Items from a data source
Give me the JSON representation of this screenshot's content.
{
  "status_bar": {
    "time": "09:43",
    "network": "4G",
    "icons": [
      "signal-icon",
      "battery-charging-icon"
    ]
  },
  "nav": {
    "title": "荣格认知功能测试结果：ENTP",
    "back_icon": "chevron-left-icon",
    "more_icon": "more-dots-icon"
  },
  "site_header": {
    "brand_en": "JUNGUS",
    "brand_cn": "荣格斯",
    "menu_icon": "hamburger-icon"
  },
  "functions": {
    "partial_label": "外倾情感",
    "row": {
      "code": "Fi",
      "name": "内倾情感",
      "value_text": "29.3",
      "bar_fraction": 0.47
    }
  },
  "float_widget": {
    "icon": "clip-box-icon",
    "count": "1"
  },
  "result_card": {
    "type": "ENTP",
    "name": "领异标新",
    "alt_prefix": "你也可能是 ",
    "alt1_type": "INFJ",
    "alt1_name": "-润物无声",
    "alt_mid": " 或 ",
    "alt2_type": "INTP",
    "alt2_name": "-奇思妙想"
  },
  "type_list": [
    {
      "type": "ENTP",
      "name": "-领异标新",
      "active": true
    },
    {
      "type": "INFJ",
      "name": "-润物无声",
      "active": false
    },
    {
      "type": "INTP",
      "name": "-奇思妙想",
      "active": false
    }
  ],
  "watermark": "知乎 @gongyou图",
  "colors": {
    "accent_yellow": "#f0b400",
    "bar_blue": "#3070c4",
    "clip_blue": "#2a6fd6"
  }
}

> _Job_
Quote all of the entries exactly as they appear.

> _Solution to this problem_
Give me the JSON representation of this screenshot's content.
{
  "status_bar": {
    "time": "09:43",
    "network": "4G",
    "icons": [
      "signal-icon",
      "battery-charging-icon"
    ]
  },
  "nav": {
    "title": "荣格认知功能测试结果：ENTP",
    "back_icon": "chevron-left-icon",
    "more_icon": "more-dots-icon"
  },
  "site_header": {
    "brand_en": "JUNGUS",
    "brand_cn": "荣格斯",
    "menu_icon": "hamburger-icon"
  },
  "functions": {
    "partial_label": "外倾情感",
    "row": {
      "code": "Fi",
      "name": "内倾情感",
      "value_text": "29.3",
      "bar_fraction": 0.47
    }
  },
  "float_widget": {
    "icon": "clip-box-icon",
    "count": "1"
  },
  "result_card": {
    "type": "ENTP",
    "name": "领异标新",
    "alt_prefix": "你也可能是 ",
    "alt1_type": "INFJ",
    "alt1_name": "-润物无声",
    "alt_mid": " 或 ",
    "alt2_type": "INTP",
    "alt2_name": "-奇思妙想"
  },
  "type_list": [
    {
      "type": "ENTP",
      "name": "-领异标新",
      "active": true
    },
    {
      "type": "INFJ",
      "name": "-润物无声",
      "active": false
    },
    {
      "type": "INTP",
      "name": "-奇思妙想",
      "active": false
    }
  ],
  "watermark": "知乎 @gongyou图",
  "colors": {
    "accent_yellow": "#f0b400",
    "bar_blue": "#3070c4",
    "clip_blue": "#2a6fd6"
  }
}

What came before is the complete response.